GOAL OF THE EXERCISE
Give back the records below exactly, every one, with no pictures.
## start SUPPLIED ENTRIES
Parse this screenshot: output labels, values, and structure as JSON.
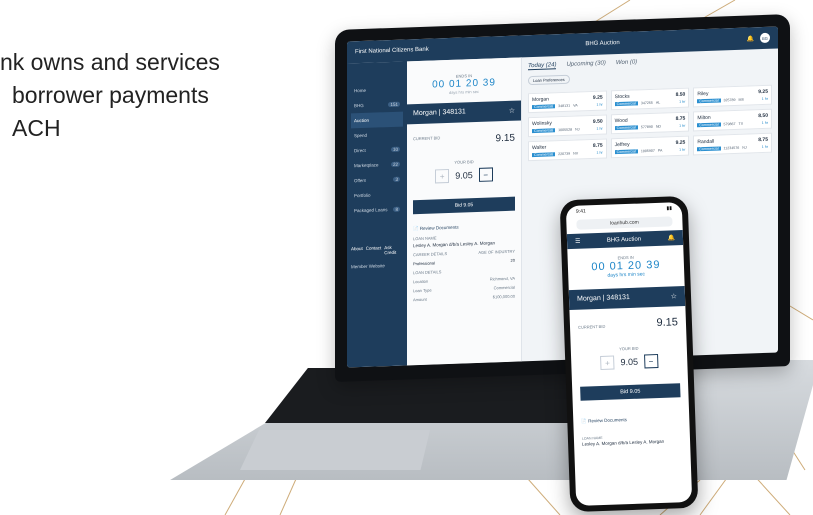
{
  "intro": {
    "line1": "nk owns and services",
    "line2": "borrower payments",
    "line3": "ACH"
  },
  "colors": {
    "brand_navy": "#1e3d5c",
    "accent_blue": "#1e86c8",
    "tag_blue": "#2a8fd0",
    "decor_lines": "#c9a36a"
  },
  "laptop": {
    "topbar": {
      "bank_name": "First National Citizens Bank",
      "app_title": "BHG Auction",
      "avatar": "BG"
    },
    "sidebar": {
      "items": [
        {
          "label": "Home",
          "badge": ""
        },
        {
          "label": "BHG",
          "badge": "151"
        },
        {
          "label": "Auction",
          "badge": ""
        },
        {
          "label": "Spend",
          "badge": ""
        },
        {
          "label": "Direct",
          "badge": "10"
        },
        {
          "label": "Marketplace",
          "badge": "22"
        },
        {
          "label": "Offers",
          "badge": "3"
        },
        {
          "label": "Portfolio",
          "badge": ""
        },
        {
          "label": "Packaged Loans",
          "badge": "8"
        }
      ],
      "links": [
        "About",
        "Contact",
        "Ask Credit"
      ],
      "website": "Member Website"
    },
    "detail": {
      "ends_in_label": "ENDS IN",
      "countdown": "00 01 20 39",
      "countdown_units": "days hrs min sec",
      "banner_name": "Morgan | 348131",
      "current_bid_label": "CURRENT BID",
      "current_bid": "9.15",
      "your_bid_label": "YOUR BID",
      "your_bid": "9.05",
      "bid_button": "Bid 9.05",
      "review_label": "Review Documents",
      "loan_name_label": "LOAN NAME",
      "loan_name": "Lesley A. Morgan d/b/a Lesley A. Morgan",
      "career_label": "CAREER DETAILS",
      "career_value": "Professional",
      "term_label": "AGE OF INDUSTRY",
      "term_value": "20",
      "loan_details_label": "LOAN DETAILS",
      "location_label": "Location",
      "location_value": "Richmond, VA",
      "loan_type_label": "Loan Type",
      "loan_type_value": "Commercial",
      "amount_label": "Amount",
      "amount_value": "$100,000.00"
    },
    "main": {
      "tabs": [
        "Today (24)",
        "Upcoming (30)",
        "Won (0)"
      ],
      "pref_button": "Loan Preferences",
      "cards": [
        {
          "name": "Morgan",
          "rate": "9.25",
          "tag": "Commercial",
          "id": "348131",
          "state": "VA",
          "term": "1 hr"
        },
        {
          "name": "Stocks",
          "rate": "8.50",
          "tag": "Commercial",
          "id": "347255",
          "state": "AL",
          "term": "1 hr"
        },
        {
          "name": "Riley",
          "rate": "9.25",
          "tag": "Commercial",
          "id": "325789",
          "state": "MS",
          "term": "1 hr"
        },
        {
          "name": "Wolinsky",
          "rate": "9.50",
          "tag": "Commercial",
          "id": "1005528",
          "state": "NJ",
          "term": "1 hr"
        },
        {
          "name": "Wood",
          "rate": "8.75",
          "tag": "Commercial",
          "id": "577890",
          "state": "ND",
          "term": "1 hr"
        },
        {
          "name": "Milton",
          "rate": "8.50",
          "tag": "Commercial",
          "id": "579867",
          "state": "TX",
          "term": "1 hr"
        },
        {
          "name": "Walter",
          "rate": "8.75",
          "tag": "Commercial",
          "id": "220739",
          "state": "NV",
          "term": "1 hr"
        },
        {
          "name": "Jeffrey",
          "rate": "9.25",
          "tag": "Commercial",
          "id": "1005907",
          "state": "PA",
          "term": "1 hr"
        },
        {
          "name": "Randall",
          "rate": "8.75",
          "tag": "Commercial",
          "id": "11234576",
          "state": "NJ",
          "term": "1 hr"
        }
      ]
    }
  },
  "phone": {
    "time": "9:41",
    "url": "loanhub.com",
    "nav_title": "BHG Auction",
    "ends_in_label": "ENDS IN",
    "countdown": "00 01 20 39",
    "countdown_units": "days hrs min sec",
    "banner_name": "Morgan | 348131",
    "current_bid_label": "CURRENT BID",
    "current_bid": "9.15",
    "your_bid_label": "YOUR BID",
    "your_bid": "9.05",
    "bid_button": "Bid 9.05",
    "review_label": "Review Documents",
    "loan_name_label": "LOAN NAME",
    "loan_name": "Lesley A. Morgan d/b/a Lesley A. Morgan"
  }
}
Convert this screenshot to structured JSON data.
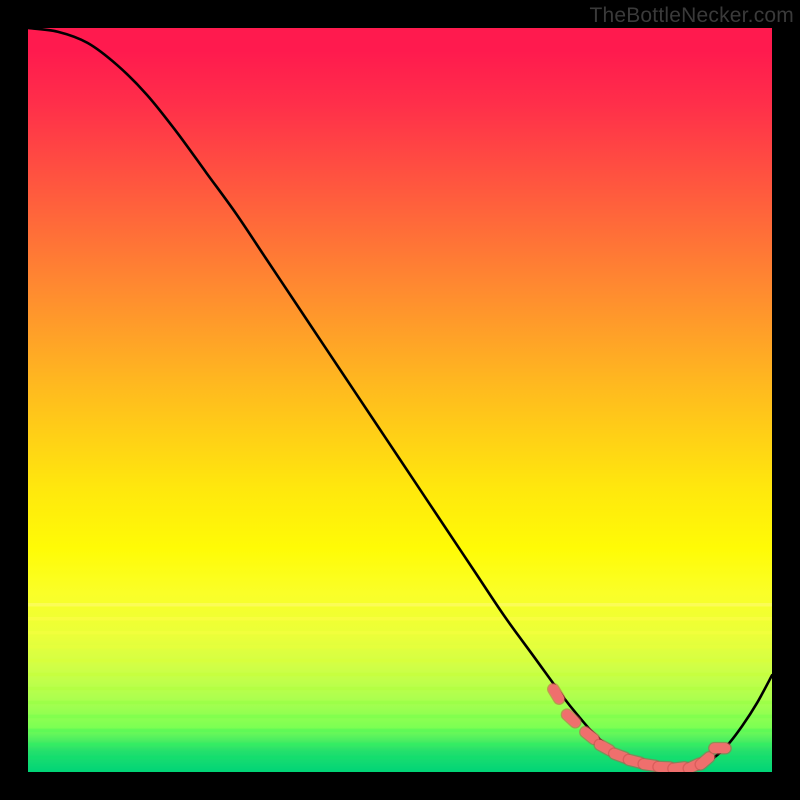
{
  "attribution": "TheBottleNecker.com",
  "colors": {
    "frame": "#000000",
    "curve": "#000000",
    "dot_fill": "#ef6f6d",
    "dot_stroke": "#c94f4d"
  },
  "chart_data": {
    "type": "line",
    "title": "",
    "xlabel": "",
    "ylabel": "",
    "xlim": [
      0,
      100
    ],
    "ylim": [
      0,
      100
    ],
    "series": [
      {
        "name": "bottleneck-curve",
        "x": [
          0,
          4,
          8,
          12,
          16,
          20,
          24,
          28,
          32,
          36,
          40,
          44,
          48,
          52,
          56,
          60,
          64,
          68,
          72,
          74,
          76,
          78,
          80,
          82,
          84,
          86,
          88,
          90,
          92,
          94,
          96,
          98,
          100
        ],
        "y": [
          100,
          99.5,
          98,
          95,
          91,
          86,
          80.5,
          75,
          69,
          63,
          57,
          51,
          45,
          39,
          33,
          27,
          21,
          15.5,
          10,
          7.5,
          5.2,
          3.4,
          2.1,
          1.25,
          0.75,
          0.5,
          0.5,
          0.9,
          1.8,
          3.6,
          6.2,
          9.3,
          13
        ]
      }
    ],
    "markers": {
      "name": "optimal-range-dots",
      "style": "round-caps",
      "x": [
        71,
        73,
        75.5,
        77.5,
        79.5,
        81.5,
        83.5,
        85.5,
        87.5,
        89.5,
        91,
        93
      ],
      "y": [
        10.5,
        7.2,
        4.9,
        3.3,
        2.2,
        1.45,
        0.95,
        0.65,
        0.55,
        0.8,
        1.5,
        3.2
      ]
    }
  }
}
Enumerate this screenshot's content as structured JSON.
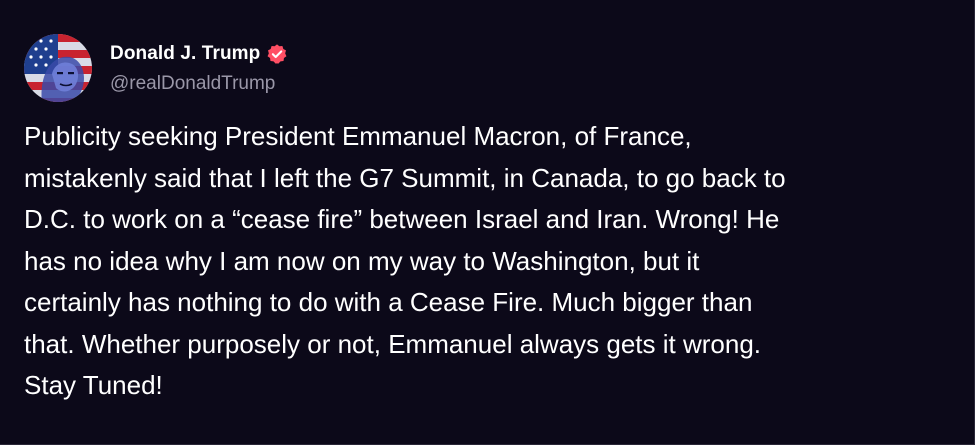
{
  "post": {
    "author": {
      "display_name": "Donald J. Trump",
      "handle": "@realDonaldTrump",
      "verified_icon": "verified-badge-icon",
      "avatar_icon": "avatar-image"
    },
    "body_lines": [
      "Publicity seeking President Emmanuel Macron, of France,",
      "mistakenly said that I left the G7 Summit, in Canada, to go back to",
      "D.C. to work on a “cease fire” between Israel and Iran. Wrong! He",
      "has no idea why I am now on my way to Washington, but it",
      "certainly has nothing to do with a Cease Fire. Much bigger than",
      "that. Whether purposely or not, Emmanuel always gets it wrong.",
      "Stay Tuned!"
    ]
  },
  "colors": {
    "background": "#0c0919",
    "text": "#ffffff",
    "handle": "#9a97a8",
    "badge": "#ff4f64"
  }
}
## end SUPPLIED ENTRIES
RESPONSE TO THE TASK
Parse this screenshot: output labels, values, and structure as JSON.
{
  "intro": {
    "line1": "nk owns and services",
    "line2": "borrower payments",
    "line3": "ACH"
  },
  "colors": {
    "brand_navy": "#1e3d5c",
    "accent_blue": "#1e86c8",
    "tag_blue": "#2a8fd0",
    "decor_lines": "#c9a36a"
  },
  "laptop": {
    "topbar": {
      "bank_name": "First National Citizens Bank",
      "app_title": "BHG Auction",
      "avatar": "BG"
    },
    "sidebar": {
      "items": [
        {
          "label": "Home",
          "badge": ""
        },
        {
          "label": "BHG",
          "badge": "151"
        },
        {
          "label": "Auction",
          "badge": ""
        },
        {
          "label": "Spend",
          "badge": ""
        },
        {
          "label": "Direct",
          "badge": "10"
        },
        {
          "label": "Marketplace",
          "badge": "22"
        },
        {
          "label": "Offers",
          "badge": "3"
        },
        {
          "label": "Portfolio",
          "badge": ""
        },
        {
          "label": "Packaged Loans",
          "badge": "8"
        }
      ],
      "links": [
        "About",
        "Contact",
        "Ask Credit"
      ],
      "website": "Member Website"
    },
    "detail": {
      "ends_in_label": "ENDS IN",
      "countdown": "00 01 20 39",
      "countdown_units": "days hrs min sec",
      "banner_name": "Morgan | 348131",
      "current_bid_label": "CURRENT BID",
      "current_bid": "9.15",
      "your_bid_label": "YOUR BID",
      "your_bid": "9.05",
      "bid_button": "Bid 9.05",
      "review_label": "Review Documents",
      "loan_name_label": "LOAN NAME",
      "loan_name": "Lesley A. Morgan d/b/a Lesley A. Morgan",
      "career_label": "CAREER DETAILS",
      "career_value": "Professional",
      "term_label": "AGE OF INDUSTRY",
      "term_value": "20",
      "loan_details_label": "LOAN DETAILS",
      "location_label": "Location",
      "location_value": "Richmond, VA",
      "loan_type_label": "Loan Type",
      "loan_type_value": "Commercial",
      "amount_label": "Amount",
      "amount_value": "$100,000.00"
    },
    "main": {
      "tabs": [
        "Today (24)",
        "Upcoming (30)",
        "Won (0)"
      ],
      "pref_button": "Loan Preferences",
      "cards": [
        {
          "name": "Morgan",
          "rate": "9.25",
          "tag": "Commercial",
          "id": "348131",
          "state": "VA",
          "term": "1 hr"
        },
        {
          "name": "Stocks",
          "rate": "8.50",
          "tag": "Commercial",
          "id": "347255",
          "state": "AL",
          "term": "1 hr"
        },
        {
          "name": "Riley",
          "rate": "9.25",
          "tag": "Commercial",
          "id": "325789",
          "state": "MS",
          "term": "1 hr"
        },
        {
          "name": "Wolinsky",
          "rate": "9.50",
          "tag": "Commercial",
          "id": "1005528",
          "state": "NJ",
          "term": "1 hr"
        },
        {
          "name": "Wood",
          "rate": "8.75",
          "tag": "Commercial",
          "id": "577890",
          "state": "ND",
          "term": "1 hr"
        },
        {
          "name": "Milton",
          "rate": "8.50",
          "tag": "Commercial",
          "id": "579867",
          "state": "TX",
          "term": "1 hr"
        },
        {
          "name": "Walter",
          "rate": "8.75",
          "tag": "Commercial",
          "id": "220739",
          "state": "NV",
          "term": "1 hr"
        },
        {
          "name": "Jeffrey",
          "rate": "9.25",
          "tag": "Commercial",
          "id": "1005907",
          "state": "PA",
          "term": "1 hr"
        },
        {
          "name": "Randall",
          "rate": "8.75",
          "tag": "Commercial",
          "id": "11234576",
          "state": "NJ",
          "term": "1 hr"
        }
      ]
    }
  },
  "phone": {
    "time": "9:41",
    "url": "loanhub.com",
    "nav_title": "BHG Auction",
    "ends_in_label": "ENDS IN",
    "countdown": "00 01 20 39",
    "countdown_units": "days hrs min sec",
    "banner_name": "Morgan | 348131",
    "current_bid_label": "CURRENT BID",
    "current_bid": "9.15",
    "your_bid_label": "YOUR BID",
    "your_bid": "9.05",
    "bid_button": "Bid 9.05",
    "review_label": "Review Documents",
    "loan_name_label": "LOAN NAME",
    "loan_name": "Lesley A. Morgan d/b/a Lesley A. Morgan"
  }
}
Convert this screenshot to structured JSON data.
{
  "attribution": "TheBottleNecker.com",
  "colors": {
    "frame": "#000000",
    "curve": "#000000",
    "dot_fill": "#ef6f6d",
    "dot_stroke": "#c94f4d"
  },
  "chart_data": {
    "type": "line",
    "title": "",
    "xlabel": "",
    "ylabel": "",
    "xlim": [
      0,
      100
    ],
    "ylim": [
      0,
      100
    ],
    "series": [
      {
        "name": "bottleneck-curve",
        "x": [
          0,
          4,
          8,
          12,
          16,
          20,
          24,
          28,
          32,
          36,
          40,
          44,
          48,
          52,
          56,
          60,
          64,
          68,
          72,
          74,
          76,
          78,
          80,
          82,
          84,
          86,
          88,
          90,
          92,
          94,
          96,
          98,
          100
        ],
        "y": [
          100,
          99.5,
          98,
          95,
          91,
          86,
          80.5,
          75,
          69,
          63,
          57,
          51,
          45,
          39,
          33,
          27,
          21,
          15.5,
          10,
          7.5,
          5.2,
          3.4,
          2.1,
          1.25,
          0.75,
          0.5,
          0.5,
          0.9,
          1.8,
          3.6,
          6.2,
          9.3,
          13
        ]
      }
    ],
    "markers": {
      "name": "optimal-range-dots",
      "style": "round-caps",
      "x": [
        71,
        73,
        75.5,
        77.5,
        79.5,
        81.5,
        83.5,
        85.5,
        87.5,
        89.5,
        91,
        93
      ],
      "y": [
        10.5,
        7.2,
        4.9,
        3.3,
        2.2,
        1.45,
        0.95,
        0.65,
        0.55,
        0.8,
        1.5,
        3.2
      ]
    }
  }
}
Enumerate this screenshot's content as structured JSON.
{
  "post": {
    "author": {
      "display_name": "Donald J. Trump",
      "handle": "@realDonaldTrump",
      "verified_icon": "verified-badge-icon",
      "avatar_icon": "avatar-image"
    },
    "body_lines": [
      "Publicity seeking President Emmanuel Macron, of France,",
      "mistakenly said that I left the G7 Summit, in Canada, to go back to",
      "D.C. to work on a “cease fire” between Israel and Iran. Wrong! He",
      "has no idea why I am now on my way to Washington, but it",
      "certainly has nothing to do with a Cease Fire. Much bigger than",
      "that. Whether purposely or not, Emmanuel always gets it wrong.",
      "Stay Tuned!"
    ]
  },
  "colors": {
    "background": "#0c0919",
    "text": "#ffffff",
    "handle": "#9a97a8",
    "badge": "#ff4f64"
  }
}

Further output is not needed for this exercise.